• Exercise objective: The data below needs to be returned exactly, line for line.
── Material provided
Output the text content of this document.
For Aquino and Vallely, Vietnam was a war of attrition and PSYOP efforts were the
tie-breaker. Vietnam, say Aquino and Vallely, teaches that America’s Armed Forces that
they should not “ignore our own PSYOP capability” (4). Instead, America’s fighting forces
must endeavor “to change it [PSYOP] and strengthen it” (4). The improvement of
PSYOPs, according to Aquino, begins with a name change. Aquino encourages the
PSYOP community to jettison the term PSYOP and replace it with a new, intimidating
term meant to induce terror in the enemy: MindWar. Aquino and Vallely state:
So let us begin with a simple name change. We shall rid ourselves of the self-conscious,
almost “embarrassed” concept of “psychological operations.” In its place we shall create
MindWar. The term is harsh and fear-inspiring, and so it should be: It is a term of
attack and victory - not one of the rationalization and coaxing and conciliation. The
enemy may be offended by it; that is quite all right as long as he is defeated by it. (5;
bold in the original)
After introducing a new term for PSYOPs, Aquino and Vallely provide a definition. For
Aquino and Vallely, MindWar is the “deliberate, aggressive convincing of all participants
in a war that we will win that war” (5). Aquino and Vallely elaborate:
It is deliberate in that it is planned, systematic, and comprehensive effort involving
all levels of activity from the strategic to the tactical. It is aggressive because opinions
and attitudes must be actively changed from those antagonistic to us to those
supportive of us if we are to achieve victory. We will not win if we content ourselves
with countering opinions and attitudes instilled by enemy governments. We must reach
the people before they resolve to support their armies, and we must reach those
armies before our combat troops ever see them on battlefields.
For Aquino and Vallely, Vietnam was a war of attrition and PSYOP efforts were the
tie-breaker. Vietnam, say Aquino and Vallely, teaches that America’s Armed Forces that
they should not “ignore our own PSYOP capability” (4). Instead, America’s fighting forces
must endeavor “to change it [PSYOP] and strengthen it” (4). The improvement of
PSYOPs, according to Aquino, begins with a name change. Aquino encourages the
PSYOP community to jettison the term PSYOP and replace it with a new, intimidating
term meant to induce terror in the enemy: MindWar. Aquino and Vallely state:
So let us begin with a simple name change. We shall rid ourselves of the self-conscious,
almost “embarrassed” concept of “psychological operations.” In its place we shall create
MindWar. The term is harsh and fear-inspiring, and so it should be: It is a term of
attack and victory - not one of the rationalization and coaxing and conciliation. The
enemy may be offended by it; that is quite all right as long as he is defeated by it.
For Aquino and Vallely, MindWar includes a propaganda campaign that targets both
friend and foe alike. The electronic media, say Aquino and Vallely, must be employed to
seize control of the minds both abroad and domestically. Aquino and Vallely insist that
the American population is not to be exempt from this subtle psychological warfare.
────
• Correct output:
Output the text content of this document.
For Aquino and Vallely, Vietnam was a war of attrition and PSYOP efforts were the
tie-breaker. Vietnam, say Aquino and Vallely, teaches that America’s Armed Forces that
they should not “ignore our own PSYOP capability” (4). Instead, America’s fighting forces
must endeavor “to change it [PSYOP] and strengthen it” (4). The improvement of
PSYOPs, according to Aquino, begins with a name change. Aquino encourages the
PSYOP community to jettison the term PSYOP and replace it with a new, intimidating
term meant to induce terror in the enemy: MindWar. Aquino and Vallely state:
So let us begin with a simple name change. We shall rid ourselves of the self-conscious,
almost “embarrassed” concept of “psychological operations.” In its place we shall create
MindWar. The term is harsh and fear-inspiring, and so it should be: It is a term of
attack and victory - not one of the rationalization and coaxing and conciliation. The
enemy may be offended by it; that is quite all right as long as he is defeated by it. (5;
bold in the original)
After introducing a new term for PSYOPs, Aquino and Vallely provide a definition. For
Aquino and Vallely, MindWar is the “deliberate, aggressive convincing of all participants
in a war that we will win that war” (5). Aquino and Vallely elaborate:
It is deliberate in that it is planned, systematic, and comprehensive effort involving
all levels of activity from the strategic to the tactical. It is aggressive because opinions
and attitudes must be actively changed from those antagonistic to us to those
supportive of us if we are to achieve victory. We will not win if we content ourselves
with countering opinions and attitudes instilled by enemy governments. We must reach
the people before they resolve to support their armies, and we must reach those
armies before our combat troops ever see them on battlefields.
For Aquino and Vallely, Vietnam was a war of attrition and PSYOP efforts were the
tie-breaker. Vietnam, say Aquino and Vallely, teaches that America’s Armed Forces that
they should not “ignore our own PSYOP capability” (4). Instead, America’s fighting forces
must endeavor “to change it [PSYOP] and strengthen it” (4). The improvement of
PSYOPs, according to Aquino, begins with a name change. Aquino encourages the
PSYOP community to jettison the term PSYOP and replace it with a new, intimidating
term meant to induce terror in the enemy: MindWar. Aquino and Vallely state:
So let us begin with a simple name change. We shall rid ourselves of the self-conscious,
almost “embarrassed” concept of “psychological operations.” In its place we shall create
MindWar. The term is harsh and fear-inspiring, and so it should be: It is a term of
attack and victory - not one of the rationalization and coaxing and conciliation. The
enemy may be offended by it; that is quite all right as long as he is defeated by it.
For Aquino and Vallely, MindWar includes a propaganda campaign that targets both
friend and foe alike. The electronic media, say Aquino and Vallely, must be employed to
seize control of the minds both abroad and domestically. Aquino and Vallely insist that
the American population is not to be exempt from this subtle psychological warfare.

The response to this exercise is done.